**Given request**
Extract each line from the entries below that has the string "TEMATIK" in it.

Dataset items

******************************

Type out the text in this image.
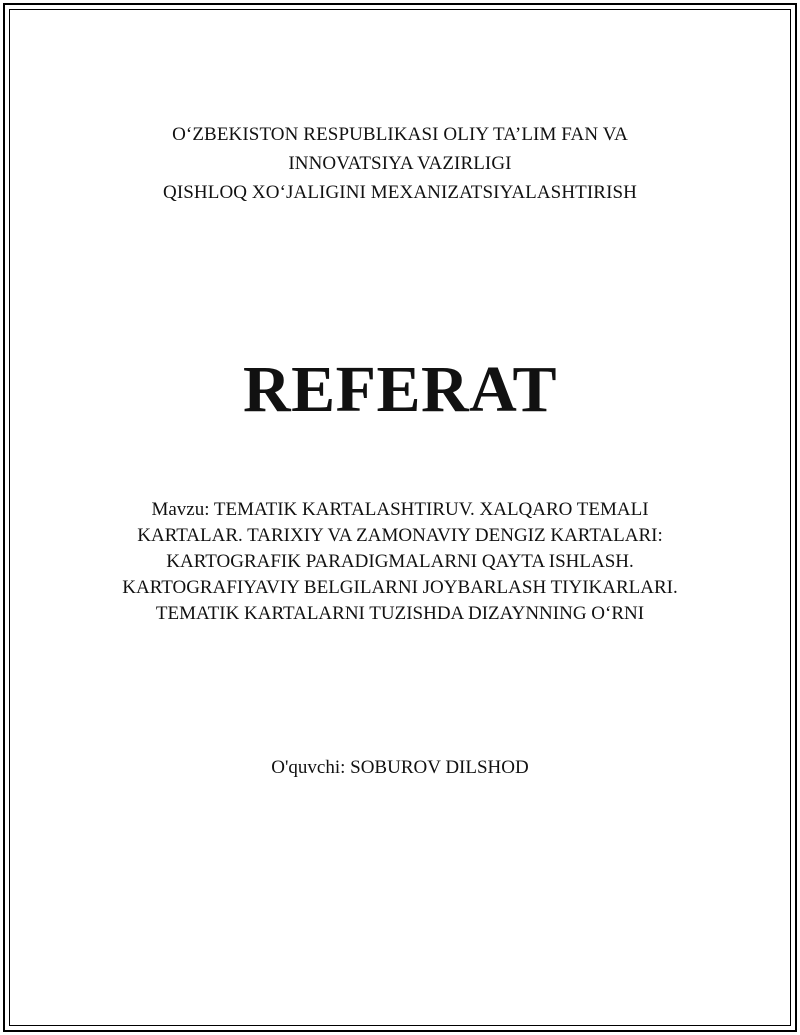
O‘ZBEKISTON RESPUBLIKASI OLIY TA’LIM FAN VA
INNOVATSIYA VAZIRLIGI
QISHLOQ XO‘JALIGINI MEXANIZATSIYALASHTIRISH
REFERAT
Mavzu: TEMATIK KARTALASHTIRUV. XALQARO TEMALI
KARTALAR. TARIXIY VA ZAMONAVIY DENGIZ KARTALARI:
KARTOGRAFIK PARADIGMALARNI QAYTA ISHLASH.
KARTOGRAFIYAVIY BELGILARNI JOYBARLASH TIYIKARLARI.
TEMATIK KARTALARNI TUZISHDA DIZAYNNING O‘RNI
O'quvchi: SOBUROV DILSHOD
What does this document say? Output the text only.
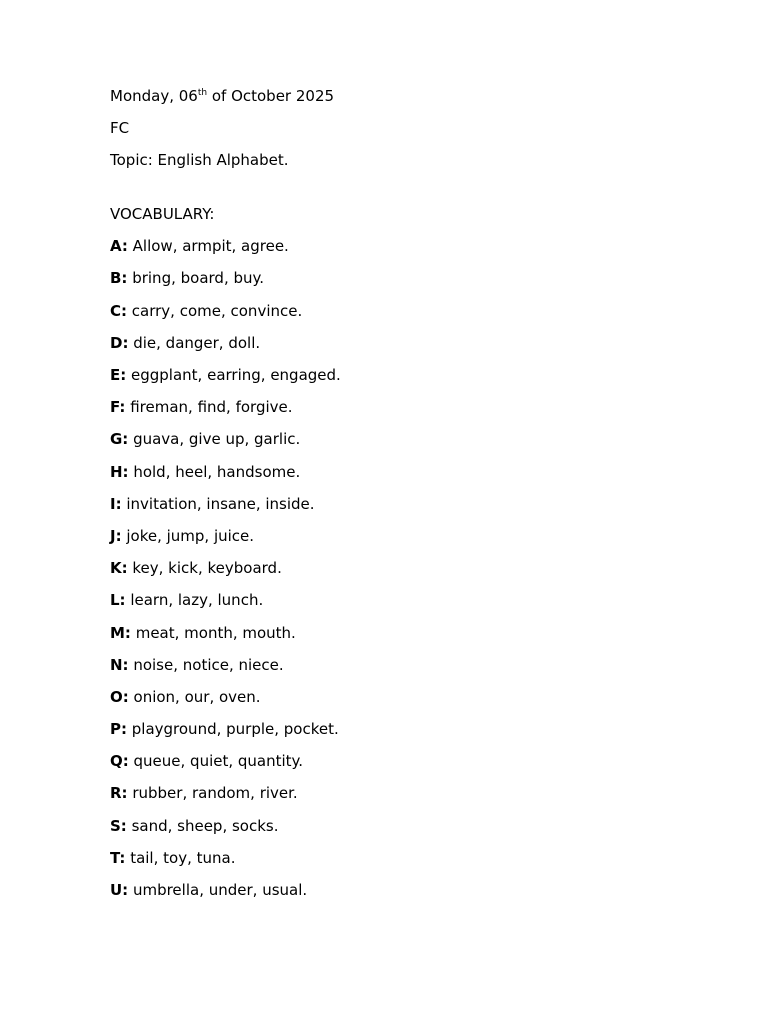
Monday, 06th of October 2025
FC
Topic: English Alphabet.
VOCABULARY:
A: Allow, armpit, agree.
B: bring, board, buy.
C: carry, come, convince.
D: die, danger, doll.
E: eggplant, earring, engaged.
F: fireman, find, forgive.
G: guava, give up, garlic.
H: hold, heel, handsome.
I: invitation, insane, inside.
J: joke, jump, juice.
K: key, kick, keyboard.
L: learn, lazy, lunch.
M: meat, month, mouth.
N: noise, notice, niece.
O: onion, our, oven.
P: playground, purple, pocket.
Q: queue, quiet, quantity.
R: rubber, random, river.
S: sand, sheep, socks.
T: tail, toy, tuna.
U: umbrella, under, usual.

******************************

**Task solution**
Mavzu: TEMATIK KARTALASHTIRUV. XALQARO TEMALI
TEMATIK KARTALARNI TUZISHDA DIZAYNNING O‘RNI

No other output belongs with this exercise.